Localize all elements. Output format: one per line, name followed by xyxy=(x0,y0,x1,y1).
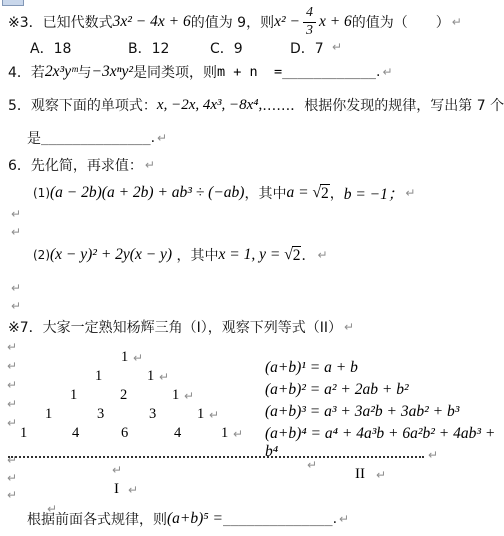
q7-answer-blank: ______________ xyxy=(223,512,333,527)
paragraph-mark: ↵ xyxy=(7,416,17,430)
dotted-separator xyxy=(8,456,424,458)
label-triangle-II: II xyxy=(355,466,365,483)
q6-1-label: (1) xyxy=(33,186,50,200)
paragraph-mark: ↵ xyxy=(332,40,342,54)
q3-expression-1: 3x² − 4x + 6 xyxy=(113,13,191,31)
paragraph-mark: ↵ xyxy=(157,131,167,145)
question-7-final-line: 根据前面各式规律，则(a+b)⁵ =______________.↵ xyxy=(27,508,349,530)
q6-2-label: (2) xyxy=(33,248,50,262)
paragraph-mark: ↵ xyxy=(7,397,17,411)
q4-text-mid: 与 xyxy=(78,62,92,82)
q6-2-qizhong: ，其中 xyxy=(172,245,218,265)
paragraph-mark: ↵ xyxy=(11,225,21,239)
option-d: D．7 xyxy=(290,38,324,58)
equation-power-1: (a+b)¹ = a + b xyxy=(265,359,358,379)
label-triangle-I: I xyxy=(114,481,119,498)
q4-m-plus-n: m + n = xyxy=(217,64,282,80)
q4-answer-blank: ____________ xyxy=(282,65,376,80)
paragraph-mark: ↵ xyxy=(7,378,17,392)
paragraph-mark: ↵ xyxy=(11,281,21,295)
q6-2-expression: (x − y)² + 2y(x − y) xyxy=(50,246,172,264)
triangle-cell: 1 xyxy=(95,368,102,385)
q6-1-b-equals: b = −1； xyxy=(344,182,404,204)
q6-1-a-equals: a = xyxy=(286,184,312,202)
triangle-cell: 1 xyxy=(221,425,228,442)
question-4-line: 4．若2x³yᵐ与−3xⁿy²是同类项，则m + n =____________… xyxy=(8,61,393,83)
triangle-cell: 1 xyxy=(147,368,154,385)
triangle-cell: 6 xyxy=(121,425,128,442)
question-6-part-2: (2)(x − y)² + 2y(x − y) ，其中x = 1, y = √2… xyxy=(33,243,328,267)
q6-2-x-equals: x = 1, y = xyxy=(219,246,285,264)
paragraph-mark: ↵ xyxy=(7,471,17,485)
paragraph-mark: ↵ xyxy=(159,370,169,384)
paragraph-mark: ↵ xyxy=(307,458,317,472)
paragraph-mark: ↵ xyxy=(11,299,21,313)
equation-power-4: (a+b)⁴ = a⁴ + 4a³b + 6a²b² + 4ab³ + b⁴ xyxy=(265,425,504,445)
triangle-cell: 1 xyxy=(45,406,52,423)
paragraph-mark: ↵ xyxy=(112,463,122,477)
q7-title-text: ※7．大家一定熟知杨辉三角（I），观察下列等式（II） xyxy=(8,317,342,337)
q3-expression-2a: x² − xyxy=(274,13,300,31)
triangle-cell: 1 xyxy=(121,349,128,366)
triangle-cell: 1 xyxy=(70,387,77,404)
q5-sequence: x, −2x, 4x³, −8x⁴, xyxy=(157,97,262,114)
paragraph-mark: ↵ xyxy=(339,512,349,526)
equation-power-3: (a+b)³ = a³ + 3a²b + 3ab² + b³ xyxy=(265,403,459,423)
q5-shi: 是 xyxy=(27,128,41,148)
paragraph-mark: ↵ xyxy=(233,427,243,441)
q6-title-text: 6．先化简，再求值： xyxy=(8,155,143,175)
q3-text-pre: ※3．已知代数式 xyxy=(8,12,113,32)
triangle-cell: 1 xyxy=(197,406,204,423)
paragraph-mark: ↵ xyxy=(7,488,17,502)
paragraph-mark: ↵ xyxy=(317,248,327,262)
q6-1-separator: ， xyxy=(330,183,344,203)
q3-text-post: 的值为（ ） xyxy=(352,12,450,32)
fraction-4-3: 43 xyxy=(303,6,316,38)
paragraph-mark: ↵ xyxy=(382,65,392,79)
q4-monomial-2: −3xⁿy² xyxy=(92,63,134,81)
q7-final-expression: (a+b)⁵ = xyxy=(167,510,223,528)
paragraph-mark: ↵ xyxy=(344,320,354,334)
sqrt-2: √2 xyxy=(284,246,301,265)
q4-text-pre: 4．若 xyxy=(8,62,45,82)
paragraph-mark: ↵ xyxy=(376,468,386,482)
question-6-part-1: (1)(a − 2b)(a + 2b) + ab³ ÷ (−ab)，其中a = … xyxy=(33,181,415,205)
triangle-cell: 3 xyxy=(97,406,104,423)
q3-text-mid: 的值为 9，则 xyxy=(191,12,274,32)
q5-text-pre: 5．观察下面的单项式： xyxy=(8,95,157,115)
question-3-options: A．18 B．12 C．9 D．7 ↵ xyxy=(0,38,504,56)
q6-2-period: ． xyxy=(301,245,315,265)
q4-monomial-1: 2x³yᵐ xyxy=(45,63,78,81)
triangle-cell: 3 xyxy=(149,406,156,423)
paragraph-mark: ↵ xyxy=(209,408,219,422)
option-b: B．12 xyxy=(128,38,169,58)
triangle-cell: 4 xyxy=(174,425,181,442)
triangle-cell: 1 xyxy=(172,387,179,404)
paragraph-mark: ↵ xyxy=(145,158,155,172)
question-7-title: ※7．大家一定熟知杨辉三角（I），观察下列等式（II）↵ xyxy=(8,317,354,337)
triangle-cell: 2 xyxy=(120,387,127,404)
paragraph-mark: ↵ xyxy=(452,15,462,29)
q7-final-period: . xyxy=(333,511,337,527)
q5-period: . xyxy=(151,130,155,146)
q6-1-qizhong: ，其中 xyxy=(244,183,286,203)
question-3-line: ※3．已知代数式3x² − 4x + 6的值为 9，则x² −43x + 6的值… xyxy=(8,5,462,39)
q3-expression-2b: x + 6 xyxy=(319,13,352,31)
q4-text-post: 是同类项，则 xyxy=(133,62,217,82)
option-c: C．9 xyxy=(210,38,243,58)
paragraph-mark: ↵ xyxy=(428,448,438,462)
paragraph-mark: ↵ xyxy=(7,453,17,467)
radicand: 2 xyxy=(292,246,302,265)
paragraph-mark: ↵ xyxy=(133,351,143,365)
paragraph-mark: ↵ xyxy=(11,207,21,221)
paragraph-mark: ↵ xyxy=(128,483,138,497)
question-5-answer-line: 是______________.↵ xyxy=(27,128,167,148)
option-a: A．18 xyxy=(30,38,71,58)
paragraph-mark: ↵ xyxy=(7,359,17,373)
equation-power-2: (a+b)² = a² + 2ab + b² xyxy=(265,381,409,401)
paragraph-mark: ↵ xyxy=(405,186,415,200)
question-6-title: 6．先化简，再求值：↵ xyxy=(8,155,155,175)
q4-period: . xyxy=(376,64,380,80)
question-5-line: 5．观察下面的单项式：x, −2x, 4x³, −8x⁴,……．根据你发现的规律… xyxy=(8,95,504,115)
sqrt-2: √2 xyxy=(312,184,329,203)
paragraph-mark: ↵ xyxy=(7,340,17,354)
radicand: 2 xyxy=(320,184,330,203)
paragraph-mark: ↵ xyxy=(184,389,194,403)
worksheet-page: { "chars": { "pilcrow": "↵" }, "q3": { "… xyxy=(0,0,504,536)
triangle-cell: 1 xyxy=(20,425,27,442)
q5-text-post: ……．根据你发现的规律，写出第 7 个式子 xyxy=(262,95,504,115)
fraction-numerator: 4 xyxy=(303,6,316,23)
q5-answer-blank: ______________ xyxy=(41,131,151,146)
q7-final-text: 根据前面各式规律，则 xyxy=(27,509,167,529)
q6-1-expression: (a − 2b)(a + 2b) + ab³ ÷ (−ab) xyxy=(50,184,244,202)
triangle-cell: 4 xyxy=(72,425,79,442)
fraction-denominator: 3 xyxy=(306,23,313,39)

● ● ● ● ●

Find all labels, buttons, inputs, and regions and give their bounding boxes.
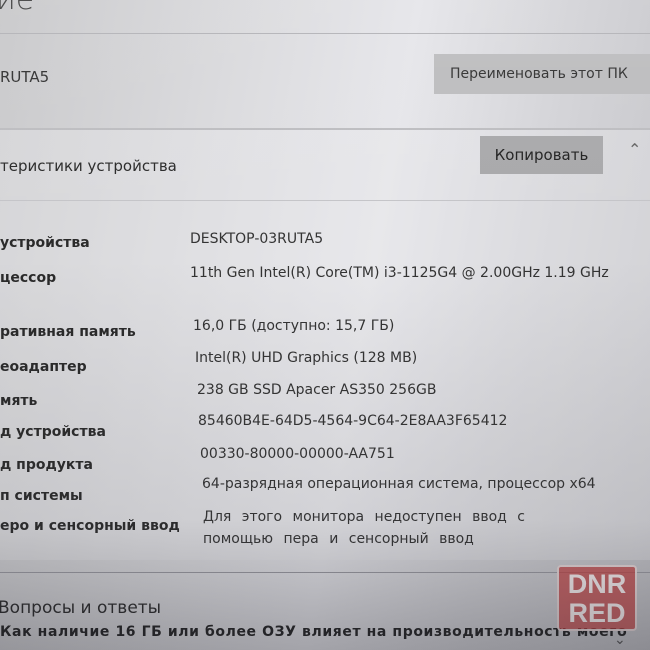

● ● ● ● ●

DO THIS ▸
Rewrite the entries from the line containing "Localize all elements." down to the line containing "equation-power-1: (a+b)¹ = a", changing every "paragraph-mark" to "return-mark" and keeping everything else the same. Omit the picture from your answer.

SOLUTION ▸
Localize all elements. Output format: one per line, name followed by xyxy=(x0,y0,x1,y1).
q7-answer-blank: ______________ xyxy=(223,512,333,527)
return-mark: ↵ xyxy=(7,416,17,430)
dotted-separator xyxy=(8,456,424,458)
label-triangle-II: II xyxy=(355,466,365,483)
q6-1-label: (1) xyxy=(33,186,50,200)
return-mark: ↵ xyxy=(332,40,342,54)
q3-expression-1: 3x² − 4x + 6 xyxy=(113,13,191,31)
return-mark: ↵ xyxy=(157,131,167,145)
question-7-final-line: 根据前面各式规律，则(a+b)⁵ =______________.↵ xyxy=(27,508,349,530)
q6-2-label: (2) xyxy=(33,248,50,262)
return-mark: ↵ xyxy=(7,397,17,411)
q4-text-mid: 与 xyxy=(78,62,92,82)
q6-2-qizhong: ，其中 xyxy=(172,245,218,265)
return-mark: ↵ xyxy=(11,225,21,239)
option-d: D．7 xyxy=(290,38,324,58)
equation-power-1: (a+b)¹ = a + b xyxy=(265,359,358,379)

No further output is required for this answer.